_What you should do_
For the listing below, give the count of lines containing "manifestazione", and no other text.

_Extracted entries_

-------------------------

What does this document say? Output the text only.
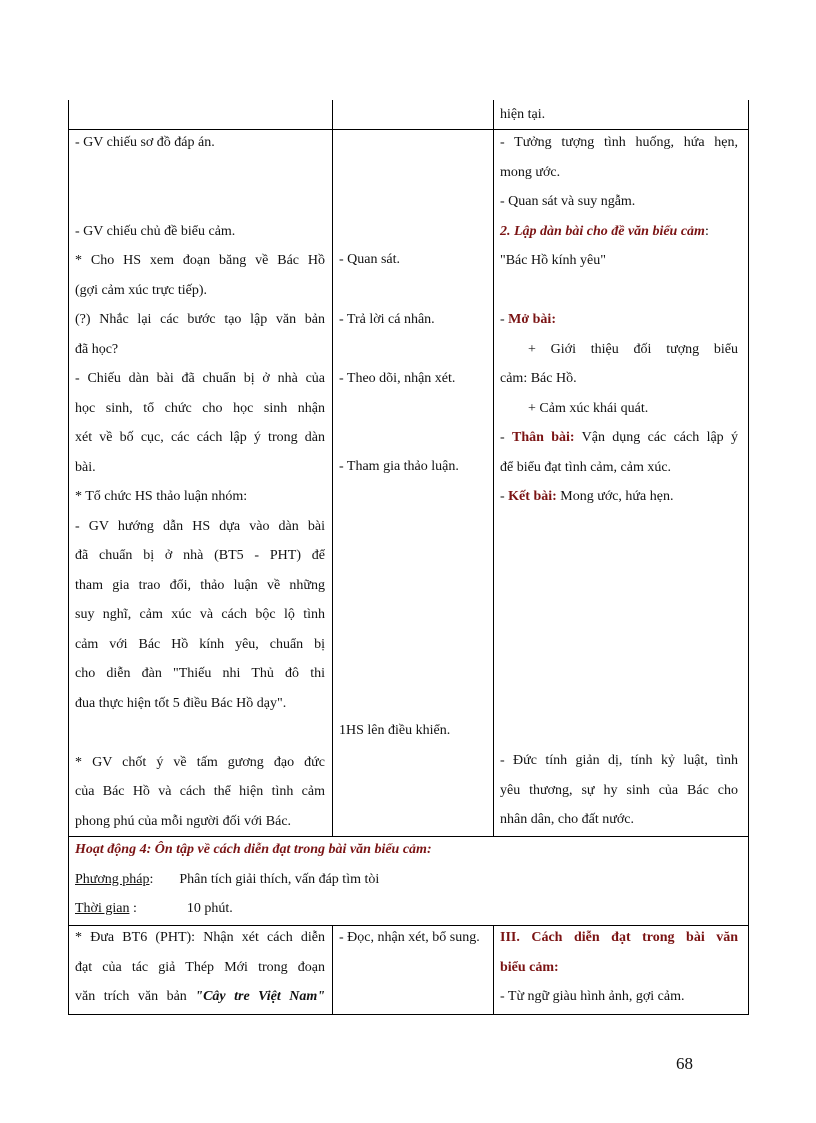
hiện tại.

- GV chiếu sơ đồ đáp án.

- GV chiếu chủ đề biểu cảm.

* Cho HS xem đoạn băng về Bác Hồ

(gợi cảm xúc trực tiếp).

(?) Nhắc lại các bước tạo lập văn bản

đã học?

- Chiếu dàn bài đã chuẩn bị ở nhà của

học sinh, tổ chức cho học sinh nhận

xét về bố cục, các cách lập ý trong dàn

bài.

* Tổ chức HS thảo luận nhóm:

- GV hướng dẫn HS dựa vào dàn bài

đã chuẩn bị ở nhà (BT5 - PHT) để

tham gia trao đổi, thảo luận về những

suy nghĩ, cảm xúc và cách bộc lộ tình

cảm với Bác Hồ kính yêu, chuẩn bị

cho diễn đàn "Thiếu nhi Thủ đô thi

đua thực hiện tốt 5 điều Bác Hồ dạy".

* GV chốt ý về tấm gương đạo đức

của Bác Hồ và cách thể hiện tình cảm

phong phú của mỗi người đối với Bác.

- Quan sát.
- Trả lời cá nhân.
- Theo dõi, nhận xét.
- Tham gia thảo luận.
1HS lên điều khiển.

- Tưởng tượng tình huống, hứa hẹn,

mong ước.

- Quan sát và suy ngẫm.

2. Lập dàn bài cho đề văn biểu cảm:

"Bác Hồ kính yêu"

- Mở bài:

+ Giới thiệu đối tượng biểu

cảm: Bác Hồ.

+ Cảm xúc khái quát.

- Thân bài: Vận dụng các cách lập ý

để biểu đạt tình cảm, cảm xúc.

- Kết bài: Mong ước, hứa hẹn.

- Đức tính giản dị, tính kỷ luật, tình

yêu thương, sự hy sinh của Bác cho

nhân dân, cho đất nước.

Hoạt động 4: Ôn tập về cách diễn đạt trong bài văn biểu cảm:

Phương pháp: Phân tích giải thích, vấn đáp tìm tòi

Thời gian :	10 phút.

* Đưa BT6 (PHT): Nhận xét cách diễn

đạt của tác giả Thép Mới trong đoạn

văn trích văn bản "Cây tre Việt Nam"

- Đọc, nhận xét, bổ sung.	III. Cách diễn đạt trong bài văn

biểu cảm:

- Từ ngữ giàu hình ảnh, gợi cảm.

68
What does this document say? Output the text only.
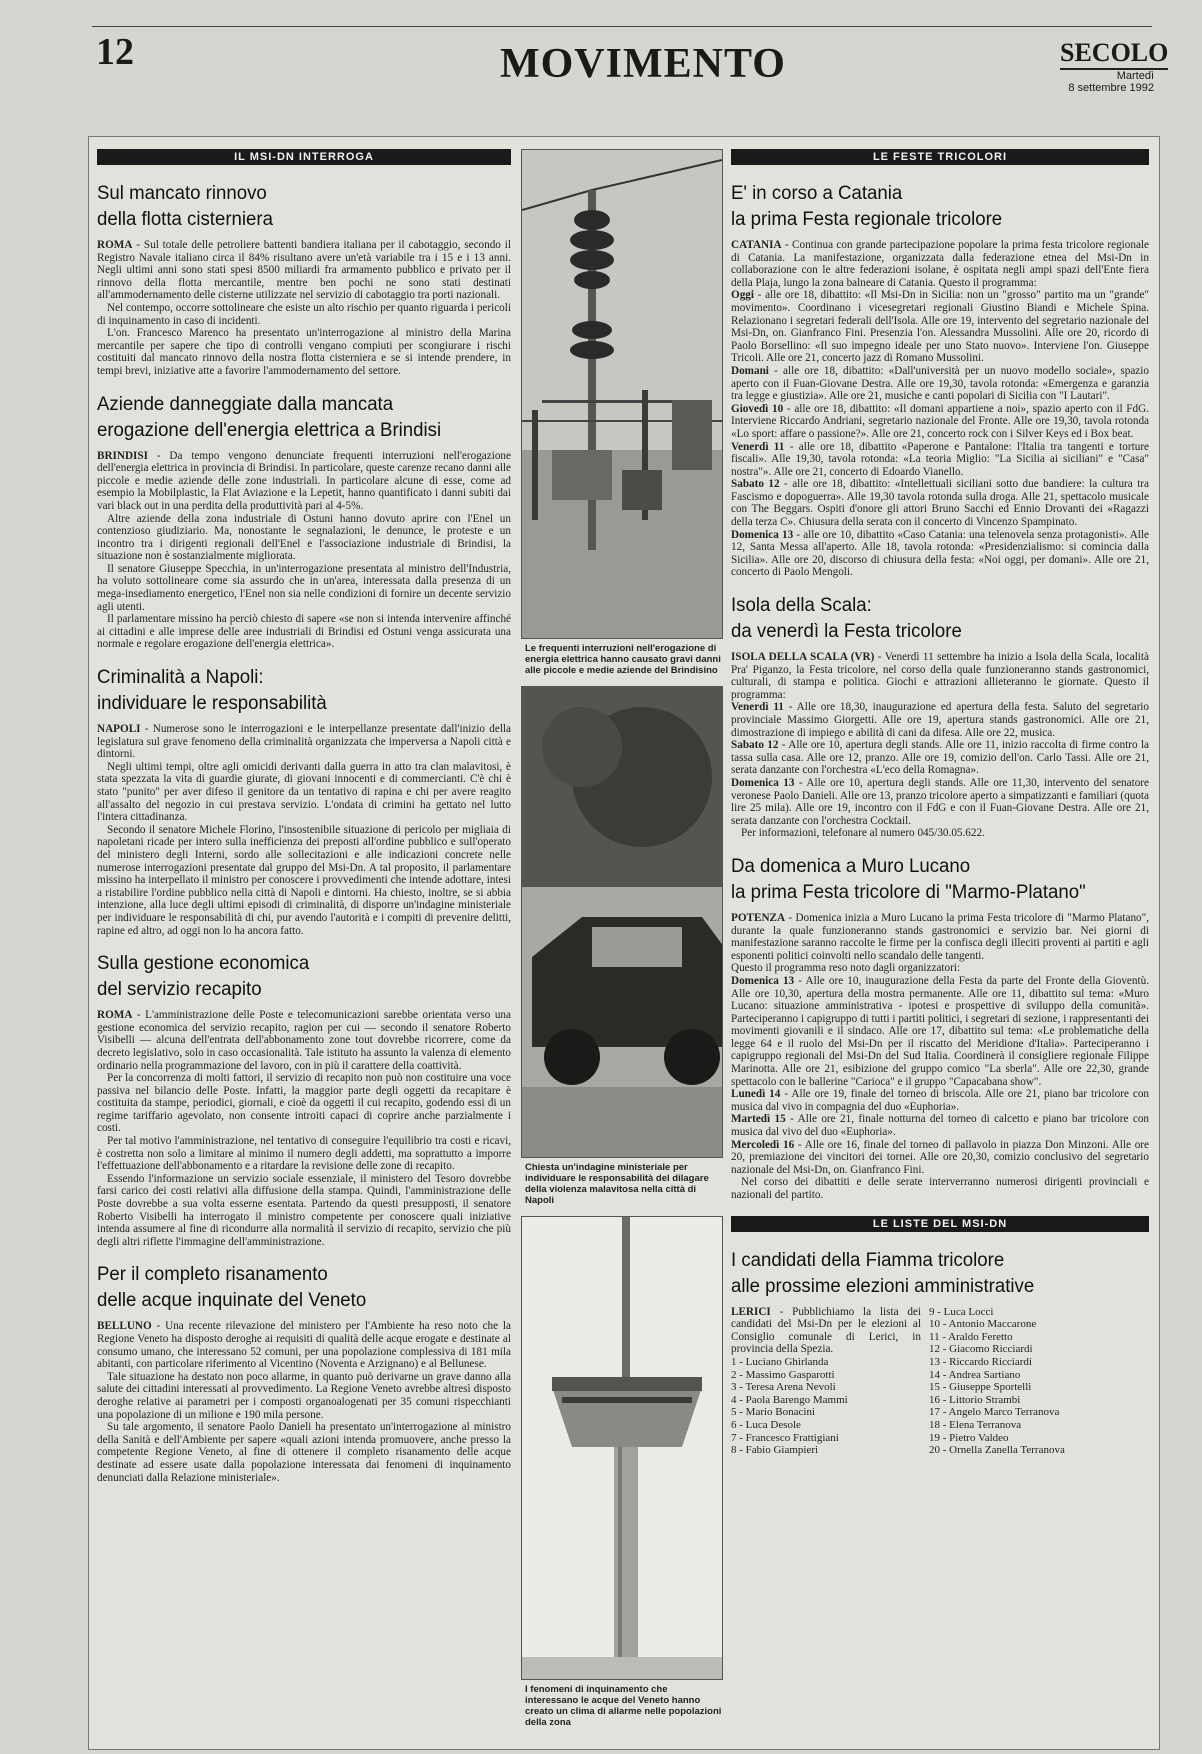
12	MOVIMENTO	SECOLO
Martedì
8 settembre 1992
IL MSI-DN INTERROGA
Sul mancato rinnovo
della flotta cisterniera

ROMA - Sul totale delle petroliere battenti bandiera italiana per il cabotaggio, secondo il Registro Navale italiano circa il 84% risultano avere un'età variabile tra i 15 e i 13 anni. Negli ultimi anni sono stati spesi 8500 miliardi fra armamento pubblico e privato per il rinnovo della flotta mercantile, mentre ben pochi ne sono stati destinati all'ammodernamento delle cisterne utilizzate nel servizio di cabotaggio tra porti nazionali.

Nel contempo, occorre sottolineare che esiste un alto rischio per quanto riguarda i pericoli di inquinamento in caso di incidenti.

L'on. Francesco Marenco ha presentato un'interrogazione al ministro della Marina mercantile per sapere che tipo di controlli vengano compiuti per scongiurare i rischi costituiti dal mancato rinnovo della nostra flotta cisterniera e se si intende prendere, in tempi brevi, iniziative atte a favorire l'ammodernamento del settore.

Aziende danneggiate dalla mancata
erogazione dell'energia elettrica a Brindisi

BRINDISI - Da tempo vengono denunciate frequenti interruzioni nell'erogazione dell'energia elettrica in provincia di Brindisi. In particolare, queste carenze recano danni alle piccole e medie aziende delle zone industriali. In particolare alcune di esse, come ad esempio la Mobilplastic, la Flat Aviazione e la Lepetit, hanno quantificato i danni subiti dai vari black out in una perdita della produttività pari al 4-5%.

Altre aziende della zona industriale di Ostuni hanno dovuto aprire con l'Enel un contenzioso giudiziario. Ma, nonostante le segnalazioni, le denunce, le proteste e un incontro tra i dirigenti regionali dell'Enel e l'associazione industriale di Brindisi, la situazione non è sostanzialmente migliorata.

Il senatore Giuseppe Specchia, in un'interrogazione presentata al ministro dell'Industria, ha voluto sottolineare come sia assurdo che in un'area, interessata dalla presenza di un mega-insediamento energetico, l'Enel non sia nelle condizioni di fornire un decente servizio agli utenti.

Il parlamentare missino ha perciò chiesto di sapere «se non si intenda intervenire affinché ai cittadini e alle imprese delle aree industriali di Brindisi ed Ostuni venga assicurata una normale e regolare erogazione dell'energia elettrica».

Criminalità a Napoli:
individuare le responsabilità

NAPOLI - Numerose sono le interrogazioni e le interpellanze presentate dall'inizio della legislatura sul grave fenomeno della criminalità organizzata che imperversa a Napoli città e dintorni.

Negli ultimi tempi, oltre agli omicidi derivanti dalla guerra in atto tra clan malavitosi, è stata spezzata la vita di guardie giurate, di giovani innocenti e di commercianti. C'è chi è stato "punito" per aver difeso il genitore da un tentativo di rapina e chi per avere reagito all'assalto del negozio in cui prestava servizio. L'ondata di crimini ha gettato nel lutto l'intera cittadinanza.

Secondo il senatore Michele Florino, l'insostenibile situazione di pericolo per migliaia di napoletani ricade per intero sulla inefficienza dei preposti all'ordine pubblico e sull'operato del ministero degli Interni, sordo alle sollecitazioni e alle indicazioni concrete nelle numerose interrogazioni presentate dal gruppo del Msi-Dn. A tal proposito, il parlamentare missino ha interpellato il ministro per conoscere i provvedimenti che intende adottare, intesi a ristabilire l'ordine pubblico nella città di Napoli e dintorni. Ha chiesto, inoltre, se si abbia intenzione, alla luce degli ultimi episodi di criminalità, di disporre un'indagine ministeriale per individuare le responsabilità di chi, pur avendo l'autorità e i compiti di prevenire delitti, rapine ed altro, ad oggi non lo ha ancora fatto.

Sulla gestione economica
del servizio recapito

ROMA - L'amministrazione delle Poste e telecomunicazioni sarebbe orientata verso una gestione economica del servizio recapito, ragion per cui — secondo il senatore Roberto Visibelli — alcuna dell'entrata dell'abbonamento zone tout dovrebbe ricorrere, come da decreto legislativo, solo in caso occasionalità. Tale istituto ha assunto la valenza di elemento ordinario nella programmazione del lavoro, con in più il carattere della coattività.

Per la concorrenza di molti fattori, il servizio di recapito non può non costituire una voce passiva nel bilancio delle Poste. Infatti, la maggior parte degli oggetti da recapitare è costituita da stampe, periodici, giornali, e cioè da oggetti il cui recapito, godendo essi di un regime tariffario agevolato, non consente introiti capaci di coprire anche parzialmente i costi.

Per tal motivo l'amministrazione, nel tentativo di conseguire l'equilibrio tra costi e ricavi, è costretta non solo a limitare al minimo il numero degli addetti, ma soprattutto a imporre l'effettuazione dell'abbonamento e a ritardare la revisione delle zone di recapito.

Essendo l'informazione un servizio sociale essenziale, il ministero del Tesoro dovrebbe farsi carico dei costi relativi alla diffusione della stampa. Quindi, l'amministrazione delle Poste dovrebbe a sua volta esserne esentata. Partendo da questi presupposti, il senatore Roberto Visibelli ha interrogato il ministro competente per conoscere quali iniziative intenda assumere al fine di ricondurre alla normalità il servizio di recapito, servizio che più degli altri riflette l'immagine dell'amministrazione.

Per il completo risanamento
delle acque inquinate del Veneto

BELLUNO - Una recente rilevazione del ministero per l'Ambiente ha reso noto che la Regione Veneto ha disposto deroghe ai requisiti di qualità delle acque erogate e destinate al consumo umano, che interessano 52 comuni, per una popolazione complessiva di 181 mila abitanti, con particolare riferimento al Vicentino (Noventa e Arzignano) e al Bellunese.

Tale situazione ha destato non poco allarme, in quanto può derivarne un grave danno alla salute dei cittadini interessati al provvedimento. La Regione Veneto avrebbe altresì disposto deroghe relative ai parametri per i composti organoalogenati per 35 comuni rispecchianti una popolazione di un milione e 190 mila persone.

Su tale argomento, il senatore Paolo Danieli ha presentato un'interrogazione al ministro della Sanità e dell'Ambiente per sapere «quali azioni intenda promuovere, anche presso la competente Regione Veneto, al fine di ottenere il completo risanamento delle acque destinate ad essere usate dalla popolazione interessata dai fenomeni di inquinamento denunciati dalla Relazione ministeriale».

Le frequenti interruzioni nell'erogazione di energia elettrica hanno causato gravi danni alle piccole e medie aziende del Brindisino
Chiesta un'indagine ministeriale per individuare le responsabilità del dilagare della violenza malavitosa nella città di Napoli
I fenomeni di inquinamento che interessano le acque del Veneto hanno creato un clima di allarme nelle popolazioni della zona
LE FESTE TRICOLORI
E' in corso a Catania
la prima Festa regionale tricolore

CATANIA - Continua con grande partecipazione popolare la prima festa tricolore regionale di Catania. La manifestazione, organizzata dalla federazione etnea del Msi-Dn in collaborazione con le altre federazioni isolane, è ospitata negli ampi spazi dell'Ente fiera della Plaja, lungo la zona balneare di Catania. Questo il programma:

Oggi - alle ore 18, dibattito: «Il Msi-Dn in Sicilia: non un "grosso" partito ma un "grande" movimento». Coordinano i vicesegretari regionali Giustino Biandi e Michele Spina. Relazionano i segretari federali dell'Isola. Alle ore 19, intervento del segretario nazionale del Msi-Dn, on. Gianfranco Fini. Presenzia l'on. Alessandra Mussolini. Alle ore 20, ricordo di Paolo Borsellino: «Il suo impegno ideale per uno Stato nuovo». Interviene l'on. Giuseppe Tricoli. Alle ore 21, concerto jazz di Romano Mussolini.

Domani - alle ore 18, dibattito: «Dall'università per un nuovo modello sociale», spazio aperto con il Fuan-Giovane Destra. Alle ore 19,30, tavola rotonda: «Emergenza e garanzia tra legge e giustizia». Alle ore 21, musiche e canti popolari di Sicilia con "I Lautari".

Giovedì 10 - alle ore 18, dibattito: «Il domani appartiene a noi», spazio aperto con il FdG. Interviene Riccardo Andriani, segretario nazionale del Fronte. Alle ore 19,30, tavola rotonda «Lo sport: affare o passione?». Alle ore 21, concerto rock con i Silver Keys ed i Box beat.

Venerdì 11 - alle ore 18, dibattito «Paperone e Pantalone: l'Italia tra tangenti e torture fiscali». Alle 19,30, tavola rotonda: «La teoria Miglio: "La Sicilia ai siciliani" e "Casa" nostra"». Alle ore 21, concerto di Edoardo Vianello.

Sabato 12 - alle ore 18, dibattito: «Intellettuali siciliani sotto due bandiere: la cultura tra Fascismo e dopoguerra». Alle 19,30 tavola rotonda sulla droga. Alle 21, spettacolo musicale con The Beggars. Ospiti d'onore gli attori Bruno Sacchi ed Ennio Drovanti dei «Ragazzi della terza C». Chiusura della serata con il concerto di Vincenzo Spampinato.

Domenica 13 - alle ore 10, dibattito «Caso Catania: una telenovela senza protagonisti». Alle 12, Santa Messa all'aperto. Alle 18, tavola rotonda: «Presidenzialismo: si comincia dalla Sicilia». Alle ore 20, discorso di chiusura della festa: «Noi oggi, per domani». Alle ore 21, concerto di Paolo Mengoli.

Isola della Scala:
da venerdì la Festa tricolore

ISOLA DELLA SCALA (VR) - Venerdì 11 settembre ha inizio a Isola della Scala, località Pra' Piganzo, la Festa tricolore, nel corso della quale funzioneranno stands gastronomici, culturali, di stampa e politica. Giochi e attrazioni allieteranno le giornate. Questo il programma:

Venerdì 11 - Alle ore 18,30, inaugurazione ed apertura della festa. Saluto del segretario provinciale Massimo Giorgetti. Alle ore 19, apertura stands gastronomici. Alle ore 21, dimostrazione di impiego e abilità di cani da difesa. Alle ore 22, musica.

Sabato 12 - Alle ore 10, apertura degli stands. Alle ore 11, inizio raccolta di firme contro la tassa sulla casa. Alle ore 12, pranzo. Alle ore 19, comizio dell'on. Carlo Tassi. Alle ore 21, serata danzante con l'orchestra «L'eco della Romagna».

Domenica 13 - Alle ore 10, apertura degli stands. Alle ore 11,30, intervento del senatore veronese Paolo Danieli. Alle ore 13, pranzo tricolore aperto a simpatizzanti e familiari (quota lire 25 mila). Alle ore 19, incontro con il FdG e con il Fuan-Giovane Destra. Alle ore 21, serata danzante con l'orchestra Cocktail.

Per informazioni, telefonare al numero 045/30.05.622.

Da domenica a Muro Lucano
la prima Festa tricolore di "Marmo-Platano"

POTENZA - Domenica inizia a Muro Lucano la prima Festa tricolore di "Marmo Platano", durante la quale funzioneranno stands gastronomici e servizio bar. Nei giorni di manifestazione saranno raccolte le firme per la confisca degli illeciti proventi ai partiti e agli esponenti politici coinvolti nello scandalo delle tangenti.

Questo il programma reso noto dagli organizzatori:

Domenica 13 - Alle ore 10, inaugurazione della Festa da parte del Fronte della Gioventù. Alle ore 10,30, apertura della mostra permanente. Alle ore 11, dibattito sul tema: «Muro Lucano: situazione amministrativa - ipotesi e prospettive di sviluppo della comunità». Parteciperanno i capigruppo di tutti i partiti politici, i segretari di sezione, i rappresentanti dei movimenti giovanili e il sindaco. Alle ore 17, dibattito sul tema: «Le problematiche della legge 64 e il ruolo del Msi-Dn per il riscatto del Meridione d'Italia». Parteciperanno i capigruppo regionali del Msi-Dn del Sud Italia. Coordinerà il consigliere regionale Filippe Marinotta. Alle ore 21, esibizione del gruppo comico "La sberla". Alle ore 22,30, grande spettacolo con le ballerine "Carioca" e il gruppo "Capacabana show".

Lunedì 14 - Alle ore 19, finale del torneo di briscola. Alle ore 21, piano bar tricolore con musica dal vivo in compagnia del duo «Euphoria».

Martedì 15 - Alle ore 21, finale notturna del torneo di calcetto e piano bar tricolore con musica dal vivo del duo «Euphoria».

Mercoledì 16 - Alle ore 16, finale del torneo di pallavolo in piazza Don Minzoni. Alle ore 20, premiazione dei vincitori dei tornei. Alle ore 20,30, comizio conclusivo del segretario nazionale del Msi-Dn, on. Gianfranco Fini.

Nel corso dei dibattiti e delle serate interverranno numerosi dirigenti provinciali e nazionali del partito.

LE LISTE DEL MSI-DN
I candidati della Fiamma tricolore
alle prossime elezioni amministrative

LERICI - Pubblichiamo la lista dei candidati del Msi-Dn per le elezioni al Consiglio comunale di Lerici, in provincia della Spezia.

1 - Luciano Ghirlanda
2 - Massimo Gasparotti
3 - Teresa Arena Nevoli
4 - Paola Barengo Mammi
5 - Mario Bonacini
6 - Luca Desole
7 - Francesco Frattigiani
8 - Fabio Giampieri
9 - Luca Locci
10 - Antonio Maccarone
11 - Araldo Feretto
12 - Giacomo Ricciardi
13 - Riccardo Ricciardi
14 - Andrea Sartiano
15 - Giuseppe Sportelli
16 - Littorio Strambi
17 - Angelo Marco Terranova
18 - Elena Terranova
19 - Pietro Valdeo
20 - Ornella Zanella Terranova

-------------------------

_Right answer_
2